# [Request]
Where a line holds the string "samodzielnie", return that line.

# [Available records]
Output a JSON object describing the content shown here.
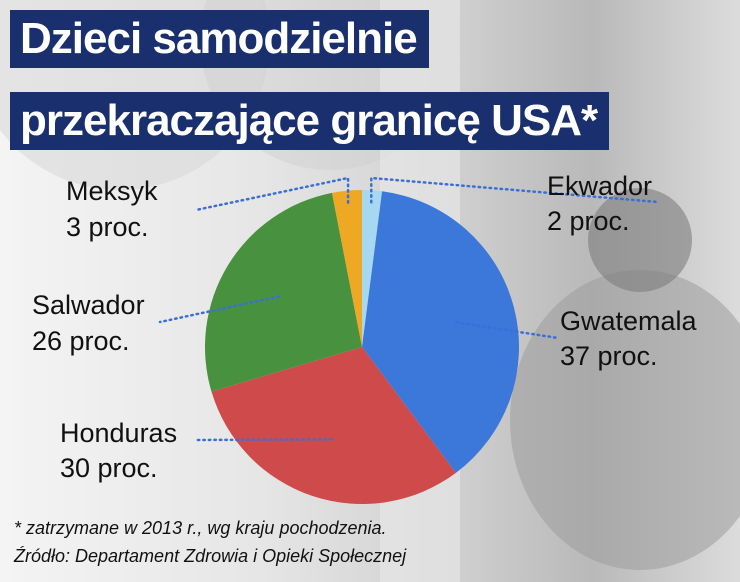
{
  "title": {
    "line1": "Dzieci samodzielnie",
    "line2": "przekraczające granicę USA*"
  },
  "chart_data": {
    "type": "pie",
    "title": "Dzieci samodzielnie przekraczające granicę USA*",
    "slices": [
      {
        "label": "Ekwador",
        "value": 2,
        "value_text": "2 proc.",
        "color": "#a6d8f2"
      },
      {
        "label": "Gwatemala",
        "value": 37,
        "value_text": "37 proc.",
        "color": "#3b78d9"
      },
      {
        "label": "Honduras",
        "value": 30,
        "value_text": "30 proc.",
        "color": "#cf4a4a"
      },
      {
        "label": "Salwador",
        "value": 26,
        "value_text": "26 proc.",
        "color": "#48913e"
      },
      {
        "label": "Meksyk",
        "value": 3,
        "value_text": "3 proc.",
        "color": "#eea823"
      }
    ],
    "start": "top, clockwise"
  },
  "footnote": {
    "note": "* zatrzymane w 2013 r., wg kraju pochodzenia.",
    "source": "Źródło: Departament Zdrowia i Opieki Społecznej"
  },
  "colors": {
    "title_bg": "#1a2f6e",
    "title_text": "#ffffff",
    "leader_line": "#3b6fd6"
  }
}
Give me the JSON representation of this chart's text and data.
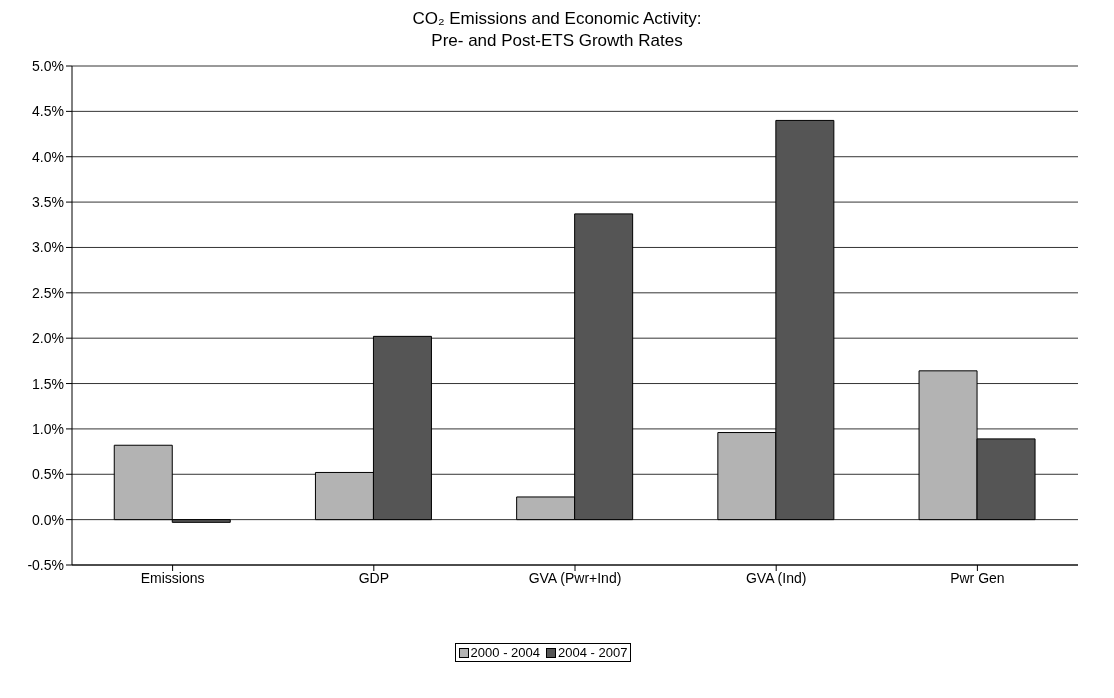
{
  "chart_data": {
    "type": "bar",
    "title": "CO₂ Emissions and Economic Activity:\nPre- and Post-ETS Growth Rates",
    "categories": [
      "Emissions",
      "GDP",
      "GVA (Pwr+Ind)",
      "GVA (Ind)",
      "Pwr Gen"
    ],
    "series": [
      {
        "name": "2000 - 2004",
        "color": "#b3b3b3",
        "values": [
          0.82,
          0.52,
          0.25,
          0.96,
          1.64
        ]
      },
      {
        "name": "2004 - 2007",
        "color": "#555555",
        "values": [
          -0.03,
          2.02,
          3.37,
          4.4,
          0.89
        ]
      }
    ],
    "ylim": [
      -0.5,
      5
    ],
    "yticks": [
      {
        "value": -0.5,
        "label": "-0.5%"
      },
      {
        "value": 0,
        "label": "0.0%"
      },
      {
        "value": 0.5,
        "label": "0.5%"
      },
      {
        "value": 1,
        "label": "1.0%"
      },
      {
        "value": 1.5,
        "label": "1.5%"
      },
      {
        "value": 2,
        "label": "2.0%"
      },
      {
        "value": 2.5,
        "label": "2.5%"
      },
      {
        "value": 3,
        "label": "3.0%"
      },
      {
        "value": 3.5,
        "label": "3.5%"
      },
      {
        "value": 4,
        "label": "4.0%"
      },
      {
        "value": 4.5,
        "label": "4.5%"
      },
      {
        "value": 5,
        "label": "5.0%"
      }
    ],
    "grid": "y",
    "legend": "bottom"
  }
}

# [Answer for this exercise]
    "line1": "Dzieci samodzielnie",
    "title": "Dzieci samodzielnie przekraczające granicę USA*",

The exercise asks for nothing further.